The request — Copy out, word for word, the lines in the items below from the line containing "- snowflake-icon: [528, 289, 560, 333]" through the line containing "- face-embedding-box: Face", with both of those lines included.

(Dataset excerpt)
+---+

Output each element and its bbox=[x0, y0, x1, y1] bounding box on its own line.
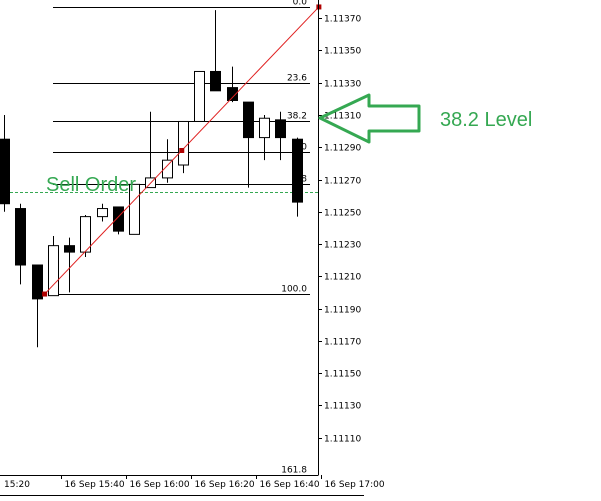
candle bbox=[194, 70, 205, 122]
annotations: Sell Order 38.2 Level bbox=[46, 93, 532, 196]
y-tick-label: 1.11110 bbox=[324, 435, 361, 445]
candle bbox=[275, 111, 286, 161]
candle-body bbox=[275, 119, 286, 139]
candle bbox=[243, 101, 254, 188]
candle bbox=[292, 137, 303, 217]
trend-anchor-point bbox=[179, 147, 185, 153]
x-tick-label: 16 Sep 17:00 bbox=[325, 480, 385, 490]
axes: 1.11370 1.11350 1.11330 1.11310 1.11290 1.112… bbox=[0, 0, 385, 496]
candle bbox=[210, 10, 221, 92]
candle bbox=[48, 235, 59, 297]
trend-anchor-point bbox=[42, 291, 48, 297]
x-tick-label: 15:20 bbox=[4, 480, 30, 490]
y-tick-label: 1.11250 bbox=[324, 209, 361, 219]
fib-level-label: 0.0 bbox=[293, 0, 308, 8]
y-tick-label: 1.11370 bbox=[324, 15, 361, 25]
candle-body bbox=[32, 264, 43, 300]
y-tick-label: 1.11170 bbox=[324, 338, 361, 348]
candle bbox=[15, 203, 26, 285]
y-tick-label: 1.11270 bbox=[324, 177, 361, 187]
candle-body bbox=[210, 70, 221, 92]
candle-body bbox=[80, 216, 91, 253]
candle-body bbox=[113, 206, 124, 232]
candle-body bbox=[178, 120, 189, 166]
candle bbox=[32, 264, 43, 348]
candle-body bbox=[15, 208, 26, 266]
candles bbox=[0, 10, 303, 348]
y-tick-label: 1.11150 bbox=[324, 370, 361, 380]
candle bbox=[162, 139, 173, 183]
y-tick-label: 1.11310 bbox=[324, 112, 361, 122]
candle-body bbox=[292, 138, 303, 203]
y-tick-label: 1.11330 bbox=[324, 80, 361, 90]
candle bbox=[178, 120, 189, 174]
fib-trend-line[interactable] bbox=[42, 4, 322, 297]
candle bbox=[259, 115, 270, 161]
candle bbox=[113, 206, 124, 235]
candle-body bbox=[194, 70, 205, 122]
candle-body bbox=[162, 159, 173, 179]
y-tick-label: 1.11290 bbox=[324, 144, 361, 154]
y-tick-label: 1.11190 bbox=[324, 306, 361, 316]
candle bbox=[0, 115, 10, 212]
fib-level-label: 161.8 bbox=[281, 466, 307, 476]
candle-body bbox=[0, 138, 10, 205]
candle-body bbox=[64, 245, 75, 253]
candle bbox=[80, 215, 91, 257]
x-tick-label: 16 Sep 16:20 bbox=[195, 480, 255, 490]
level-callout-label: 38.2 Level bbox=[440, 109, 532, 131]
y-tick-label: 1.11130 bbox=[324, 402, 361, 412]
y-tick-label: 1.11210 bbox=[324, 273, 361, 283]
y-tick-label: 1.11350 bbox=[324, 47, 361, 57]
candle-body bbox=[129, 183, 140, 235]
x-tick-label: 16 Sep 16:40 bbox=[260, 480, 320, 490]
candle-body bbox=[243, 101, 254, 139]
candle-body bbox=[97, 208, 108, 218]
left-arrow-icon bbox=[318, 93, 421, 144]
candle bbox=[227, 66, 238, 103]
fib-level-label: 100.0 bbox=[281, 285, 307, 295]
fib-level-label: 38.2 bbox=[287, 112, 307, 122]
sell-order-label: Sell Order bbox=[46, 174, 136, 196]
candle bbox=[64, 237, 75, 293]
fib-level-label: 23.6 bbox=[287, 74, 307, 84]
x-tick-label: 16 Sep 16:00 bbox=[130, 480, 190, 490]
candle bbox=[145, 111, 156, 189]
x-tick-label: 16 Sep 15:40 bbox=[65, 480, 125, 490]
candle bbox=[97, 203, 108, 222]
candle bbox=[129, 183, 140, 235]
candle-body bbox=[227, 87, 238, 101]
y-tick-label: 1.11230 bbox=[324, 241, 361, 251]
candle-body bbox=[48, 245, 59, 297]
candle-body bbox=[259, 117, 270, 139]
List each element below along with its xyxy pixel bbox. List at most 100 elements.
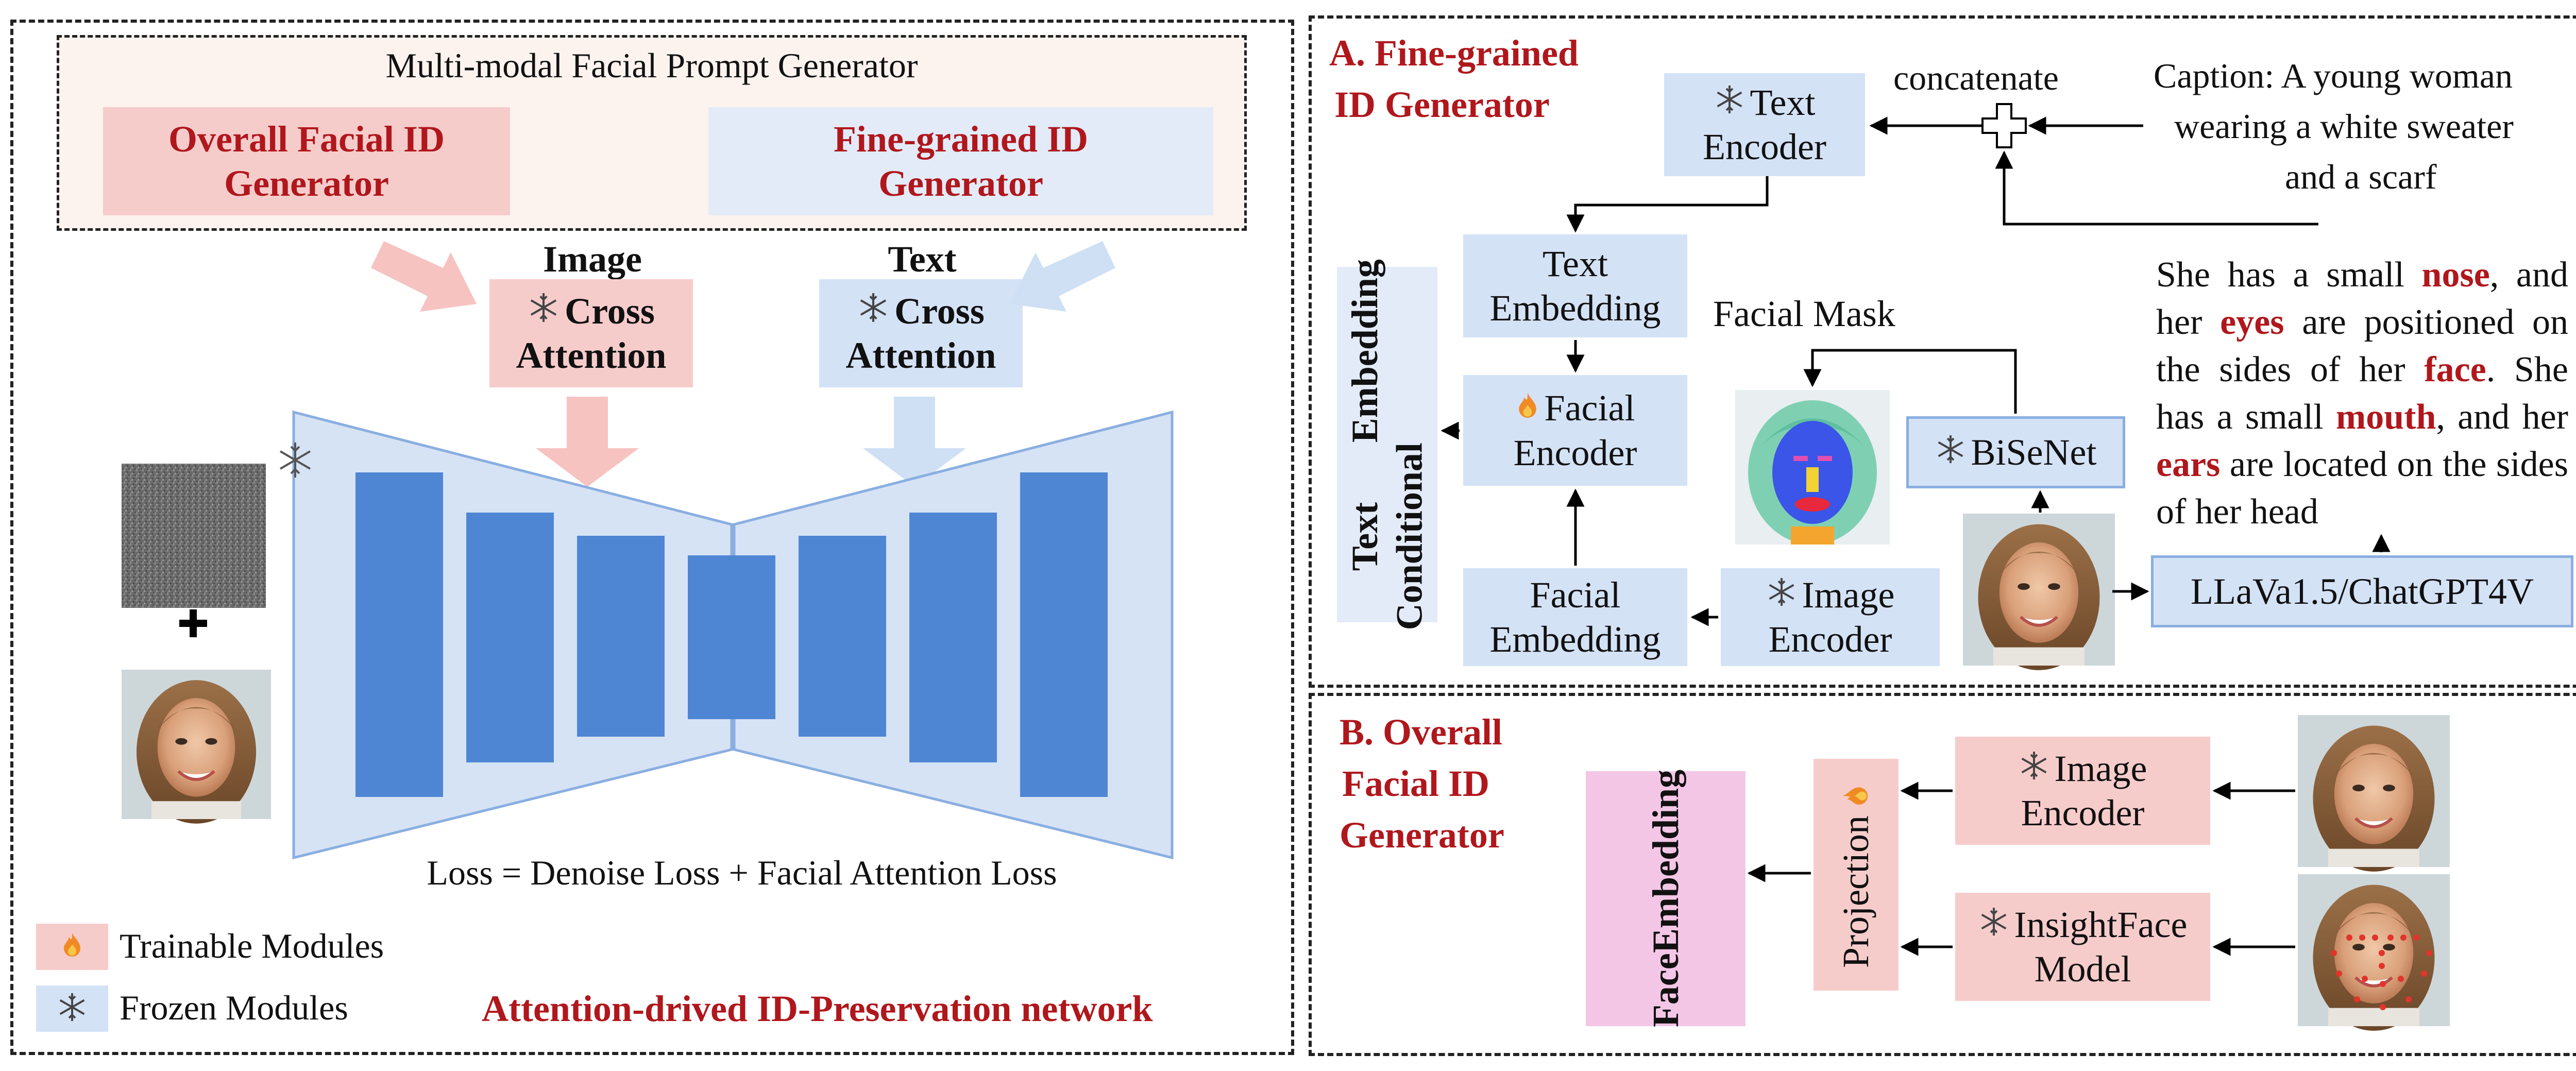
- snowflake-icon: [528, 289, 560, 333]
- unet-diagram: [0, 241, 1174, 860]
- pink-down-arrow: [536, 397, 639, 487]
- description-text-4: . She has a small: [2156, 350, 2568, 437]
- bisenet-label: BiSeNet: [1971, 431, 2097, 473]
- description-text-5: , and her: [2436, 397, 2568, 437]
- trainable-legend-swatch: [36, 924, 108, 970]
- snowflake-icon: [2019, 746, 2049, 791]
- text-cross-label: Cross: [894, 290, 985, 332]
- fire-icon: [61, 932, 83, 961]
- noise-image: [122, 464, 266, 608]
- description-keyword-mouth: mouth: [2335, 397, 2436, 437]
- unet-body: [292, 410, 1174, 860]
- panel-b-title-line3: Generator: [1340, 814, 1504, 856]
- insightface-label-1: InsightFace: [2014, 904, 2188, 945]
- face-embedding-box: Face Embedding: [1586, 770, 1745, 1028]
- facial-encoder-box: Facial Encoder: [1463, 375, 1687, 486]
- snowflake-icon: [57, 992, 88, 1025]
- image-encoder-a-label-1: Image: [1802, 574, 1895, 616]
- face-embedding-label-1: Face: [1645, 953, 1686, 1028]
- caption-line-2: wearing a white sweater: [2174, 107, 2514, 146]
- frozen-legend-label: Frozen Modules: [120, 988, 348, 1027]
- text-cross-attention-box: Cross Attention: [819, 279, 1023, 387]
- panel-a-title-line2: ID Generator: [1334, 84, 1550, 125]
- description-keyword-face: face: [2424, 350, 2486, 389]
- snowflake-icon: [279, 443, 311, 478]
- description-keyword-eyes: eyes: [2220, 302, 2284, 342]
- pink-diagonal-arrow: [371, 241, 477, 312]
- image-cross-label: Cross: [565, 290, 655, 332]
- fine-grained-id-generator-label: Fine-grained ID Generator: [834, 118, 1088, 204]
- text-embedding-label-2: Embedding: [1489, 287, 1661, 329]
- text-conditional-label-1: Text Conditional: [1344, 443, 1430, 631]
- llava-label: LLaVa1.5/ChatGPT4V: [2191, 570, 2534, 612]
- overall-facial-id-generator-box: Overall Facial ID Generator: [103, 107, 510, 215]
- fire-icon: [1516, 386, 1539, 430]
- overall-facial-id-generator-label: Overall Facial ID Generator: [168, 118, 445, 204]
- caption-line-1: Caption: A young woman: [2154, 56, 2513, 95]
- fire-icon: [1841, 774, 1870, 818]
- insightface-box: InsightFace Model: [1955, 893, 2210, 1001]
- panel-a-title-line1: A. Fine-grained: [1329, 32, 1579, 74]
- blue-down-arrow: [863, 397, 966, 487]
- text-encoder-box: Text Encoder: [1664, 73, 1865, 176]
- blue-diagonal-arrow: [1010, 241, 1115, 312]
- concatenate-label: concatenate: [1893, 58, 2059, 97]
- facial-embedding-label-2: Embedding: [1489, 619, 1661, 660]
- image-encoder-b-label-2: Encoder: [2021, 792, 2145, 834]
- facial-embedding-box: Facial Embedding: [1463, 568, 1687, 666]
- panel-b-title-line1: B. Overall: [1340, 711, 1502, 753]
- loss-text: Loss = Denoise Loss + Facial Attention L…: [427, 853, 1057, 892]
- unet-bottleneck-block: [688, 555, 775, 719]
- unet-encoder-block-3: [577, 536, 665, 737]
- snowflake-icon: [1935, 430, 1966, 474]
- insightface-label-2: Model: [2034, 948, 2131, 990]
- projection-label: Projection: [1835, 815, 1877, 968]
- caption-line-3: and a scarf: [2285, 157, 2437, 196]
- panel-a-frame: [1309, 15, 2576, 688]
- unet-decoder-block-1: [799, 536, 886, 737]
- bisenet-box: BiSeNet: [1906, 416, 2125, 488]
- llava-box: LLaVa1.5/ChatGPT4V: [2151, 555, 2573, 627]
- unet-encoder-block-1: [355, 472, 443, 797]
- text-attention-header: Text: [888, 239, 957, 280]
- unet-decoder-block-2: [909, 513, 997, 762]
- text-conditional-label-2: Embedding: [1344, 259, 1386, 443]
- description-keyword-ears: ears: [2156, 445, 2221, 484]
- facial-description: She has a small nose, and her eyes are p…: [2156, 251, 2568, 536]
- snowflake-icon: [857, 289, 889, 333]
- image-attention-header: Image: [543, 239, 642, 280]
- fine-grained-id-generator-box: Fine-grained ID Generator: [708, 107, 1213, 215]
- plus-icon: [179, 609, 207, 637]
- image-cross-attention-box: Cross Attention: [489, 279, 693, 387]
- image-encoder-b-label-1: Image: [2054, 747, 2147, 789]
- face-embedding-label-2: Embedding: [1645, 770, 1686, 954]
- panel-b-frame: [1309, 693, 2576, 1056]
- trainable-legend-label: Trainable Modules: [120, 926, 384, 965]
- text-encoder-label-2: Encoder: [1703, 126, 1826, 167]
- frozen-legend-swatch: [36, 985, 108, 1032]
- unet-decoder-block-3: [1020, 472, 1108, 797]
- text-embedding-label-1: Text: [1543, 243, 1608, 284]
- snowflake-icon: [1978, 903, 2009, 947]
- text-encoder-label-1: Text: [1750, 81, 1816, 123]
- image-attention-label: Attention: [516, 335, 667, 376]
- network-title: Attention-drived ID-Preservation network: [482, 988, 1153, 1029]
- facial-embedding-label-1: Facial: [1530, 574, 1621, 616]
- facial-encoder-label-2: Encoder: [1513, 432, 1637, 473]
- projection-box: Projection: [1814, 759, 1899, 991]
- image-encoder-b-box: Image Encoder: [1955, 737, 2210, 845]
- face-photo: [122, 670, 271, 824]
- left-panel-frame: [10, 20, 1294, 1055]
- panel-b-title-line2: Facial ID: [1342, 763, 1489, 804]
- facial-mask-label: Facial Mask: [1713, 293, 1895, 334]
- description-text-1: She has a small: [2156, 255, 2422, 295]
- unet-encoder-block-2: [466, 513, 554, 762]
- image-encoder-a-box: Image Encoder: [1721, 568, 1940, 666]
- image-encoder-a-label-2: Encoder: [1768, 619, 1892, 660]
- description-keyword-nose: nose: [2421, 255, 2490, 295]
- prompt-generator-title: Multi-modal Facial Prompt Generator: [385, 46, 918, 85]
- text-attention-label: Attention: [845, 335, 996, 376]
- text-conditional-embedding-box: Text Conditional Embedding: [1337, 259, 1437, 630]
- snowflake-icon: [1714, 80, 1745, 125]
- facial-encoder-label-1: Facial: [1544, 387, 1635, 429]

+---+

Written answer —
- snowflake-icon: [528, 289, 560, 333]
- unet-diagram: [0, 241, 1174, 860]
- pink-down-arrow: [536, 397, 639, 487]
- description-text-4: . She has a small: [2156, 350, 2568, 437]
- bisenet-label: BiSeNet: [1971, 431, 2097, 473]
- description-text-5: , and her: [2436, 397, 2568, 437]
- trainable-legend-swatch: [36, 924, 108, 970]
- snowflake-icon: [2019, 746, 2049, 791]
- text-cross-label: Cross: [894, 290, 985, 332]
- fire-icon: [61, 932, 83, 961]
- noise-image: [122, 464, 266, 608]
- description-keyword-mouth: mouth: [2335, 397, 2436, 437]
- unet-body: [292, 410, 1174, 860]
- panel-b-title-line3: Generator: [1340, 814, 1504, 856]
- insightface-label-1: InsightFace: [2014, 904, 2188, 945]
- face-embedding-box: Face Embedding: [1586, 770, 1745, 1028]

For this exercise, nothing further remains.